> _Task requirements_: Return the complete listing that follows, with each line reproduced exactly.

> _Supplied records_:
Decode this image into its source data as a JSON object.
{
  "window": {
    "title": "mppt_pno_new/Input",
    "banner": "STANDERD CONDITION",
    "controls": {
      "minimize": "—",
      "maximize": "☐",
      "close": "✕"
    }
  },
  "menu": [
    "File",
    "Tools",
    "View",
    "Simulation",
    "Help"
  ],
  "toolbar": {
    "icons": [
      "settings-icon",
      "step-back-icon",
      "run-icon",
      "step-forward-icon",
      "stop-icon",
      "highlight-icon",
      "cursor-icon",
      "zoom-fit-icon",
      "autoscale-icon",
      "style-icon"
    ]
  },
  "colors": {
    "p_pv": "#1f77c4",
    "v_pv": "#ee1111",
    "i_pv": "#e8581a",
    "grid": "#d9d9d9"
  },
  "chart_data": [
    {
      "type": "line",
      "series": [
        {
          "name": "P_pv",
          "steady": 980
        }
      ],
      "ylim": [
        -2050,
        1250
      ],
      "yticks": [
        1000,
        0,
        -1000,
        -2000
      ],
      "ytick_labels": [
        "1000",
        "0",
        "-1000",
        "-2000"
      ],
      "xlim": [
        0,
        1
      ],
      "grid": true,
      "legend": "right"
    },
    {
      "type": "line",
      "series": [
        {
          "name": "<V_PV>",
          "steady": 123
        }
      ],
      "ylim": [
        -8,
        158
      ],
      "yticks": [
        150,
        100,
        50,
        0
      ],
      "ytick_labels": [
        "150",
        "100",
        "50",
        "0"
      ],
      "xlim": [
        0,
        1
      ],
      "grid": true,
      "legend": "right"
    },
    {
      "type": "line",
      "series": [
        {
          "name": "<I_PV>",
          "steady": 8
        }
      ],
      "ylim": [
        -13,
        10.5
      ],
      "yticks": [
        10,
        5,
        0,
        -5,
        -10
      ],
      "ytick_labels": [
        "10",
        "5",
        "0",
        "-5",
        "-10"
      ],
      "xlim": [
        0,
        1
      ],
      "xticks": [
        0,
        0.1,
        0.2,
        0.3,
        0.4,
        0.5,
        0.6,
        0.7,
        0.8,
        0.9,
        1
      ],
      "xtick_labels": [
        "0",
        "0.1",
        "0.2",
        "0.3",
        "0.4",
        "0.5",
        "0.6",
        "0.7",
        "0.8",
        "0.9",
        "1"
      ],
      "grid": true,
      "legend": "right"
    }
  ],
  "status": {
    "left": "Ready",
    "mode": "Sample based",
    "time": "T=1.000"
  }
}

> _Problem solution_:
Decode this image into its source data as a JSON object.
{
  "window": {
    "title": "mppt_pno_new/Input",
    "banner": "STANDERD CONDITION",
    "controls": {
      "minimize": "—",
      "maximize": "☐",
      "close": "✕"
    }
  },
  "menu": [
    "File",
    "Tools",
    "View",
    "Simulation",
    "Help"
  ],
  "toolbar": {
    "icons": [
      "settings-icon",
      "step-back-icon",
      "run-icon",
      "step-forward-icon",
      "stop-icon",
      "highlight-icon",
      "cursor-icon",
      "zoom-fit-icon",
      "autoscale-icon",
      "style-icon"
    ]
  },
  "colors": {
    "p_pv": "#1f77c4",
    "v_pv": "#ee1111",
    "i_pv": "#e8581a",
    "grid": "#d9d9d9"
  },
  "chart_data": [
    {
      "type": "line",
      "series": [
        {
          "name": "P_pv",
          "steady": 980
        }
      ],
      "ylim": [
        -2050,
        1250
      ],
      "yticks": [
        1000,
        0,
        -1000,
        -2000
      ],
      "ytick_labels": [
        "1000",
        "0",
        "-1000",
        "-2000"
      ],
      "xlim": [
        0,
        1
      ],
      "grid": true,
      "legend": "right"
    },
    {
      "type": "line",
      "series": [
        {
          "name": "<V_PV>",
          "steady": 123
        }
      ],
      "ylim": [
        -8,
        158
      ],
      "yticks": [
        150,
        100,
        50,
        0
      ],
      "ytick_labels": [
        "150",
        "100",
        "50",
        "0"
      ],
      "xlim": [
        0,
        1
      ],
      "grid": true,
      "legend": "right"
    },
    {
      "type": "line",
      "series": [
        {
          "name": "<I_PV>",
          "steady": 8
        }
      ],
      "ylim": [
        -13,
        10.5
      ],
      "yticks": [
        10,
        5,
        0,
        -5,
        -10
      ],
      "ytick_labels": [
        "10",
        "5",
        "0",
        "-5",
        "-10"
      ],
      "xlim": [
        0,
        1
      ],
      "xticks": [
        0,
        0.1,
        0.2,
        0.3,
        0.4,
        0.5,
        0.6,
        0.7,
        0.8,
        0.9,
        1
      ],
      "xtick_labels": [
        "0",
        "0.1",
        "0.2",
        "0.3",
        "0.4",
        "0.5",
        "0.6",
        "0.7",
        "0.8",
        "0.9",
        "1"
      ],
      "grid": true,
      "legend": "right"
    }
  ],
  "status": {
    "left": "Ready",
    "mode": "Sample based",
    "time": "T=1.000"
  }
}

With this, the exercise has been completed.